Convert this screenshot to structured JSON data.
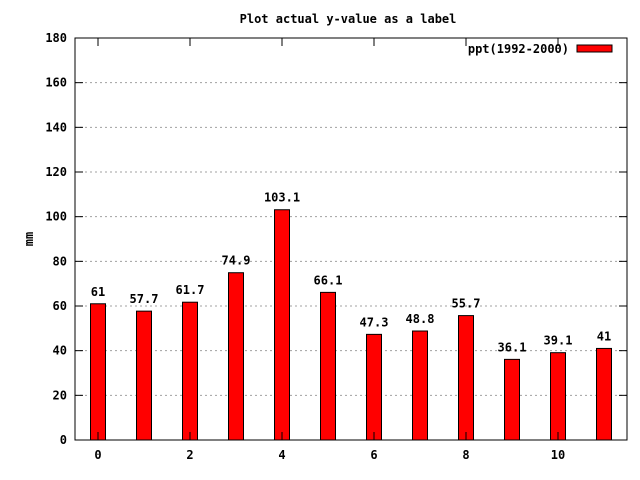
{
  "chart_data": {
    "type": "bar",
    "title": "Plot actual y-value as a label",
    "ylabel": "mm",
    "xlabel": "",
    "x": [
      0,
      1,
      2,
      3,
      4,
      5,
      6,
      7,
      8,
      9,
      10,
      11
    ],
    "values": [
      61,
      57.7,
      61.7,
      74.9,
      103.1,
      66.1,
      47.3,
      48.8,
      55.7,
      36.1,
      39.1,
      41
    ],
    "data_labels": [
      "61",
      "57.7",
      "61.7",
      "74.9",
      "103.1",
      "66.1",
      "47.3",
      "48.8",
      "55.7",
      "36.1",
      "39.1",
      "41"
    ],
    "xlim": [
      -0.5,
      11.5
    ],
    "ylim": [
      0,
      180
    ],
    "x_ticks": [
      "0",
      "2",
      "4",
      "6",
      "8",
      "10"
    ],
    "x_tick_values": [
      0,
      2,
      4,
      6,
      8,
      10
    ],
    "y_ticks": [
      "0",
      "20",
      "40",
      "60",
      "80",
      "100",
      "120",
      "140",
      "160",
      "180"
    ],
    "y_tick_values": [
      0,
      20,
      40,
      60,
      80,
      100,
      120,
      140,
      160,
      180
    ],
    "series": [
      {
        "name": "ppt(1992-2000)",
        "color": "#ff0000"
      }
    ],
    "grid": true,
    "legend_position": "top-right"
  }
}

——

Print the full listing exactly, dropping the pictures.

Convert this screenshot to structured JSON data.
{
  "chart_data": {
    "type": "bar",
    "title": "Plot actual y-value as a label",
    "ylabel": "mm",
    "xlabel": "",
    "x": [
      0,
      1,
      2,
      3,
      4,
      5,
      6,
      7,
      8,
      9,
      10,
      11
    ],
    "values": [
      61,
      57.7,
      61.7,
      74.9,
      103.1,
      66.1,
      47.3,
      48.8,
      55.7,
      36.1,
      39.1,
      41
    ],
    "data_labels": [
      "61",
      "57.7",
      "61.7",
      "74.9",
      "103.1",
      "66.1",
      "47.3",
      "48.8",
      "55.7",
      "36.1",
      "39.1",
      "41"
    ],
    "xlim": [
      -0.5,
      11.5
    ],
    "ylim": [
      0,
      180
    ],
    "x_ticks": [
      "0",
      "2",
      "4",
      "6",
      "8",
      "10"
    ],
    "x_tick_values": [
      0,
      2,
      4,
      6,
      8,
      10
    ],
    "y_ticks": [
      "0",
      "20",
      "40",
      "60",
      "80",
      "100",
      "120",
      "140",
      "160",
      "180"
    ],
    "y_tick_values": [
      0,
      20,
      40,
      60,
      80,
      100,
      120,
      140,
      160,
      180
    ],
    "series": [
      {
        "name": "ppt(1992-2000)",
        "color": "#ff0000"
      }
    ],
    "grid": true,
    "legend_position": "top-right"
  }
}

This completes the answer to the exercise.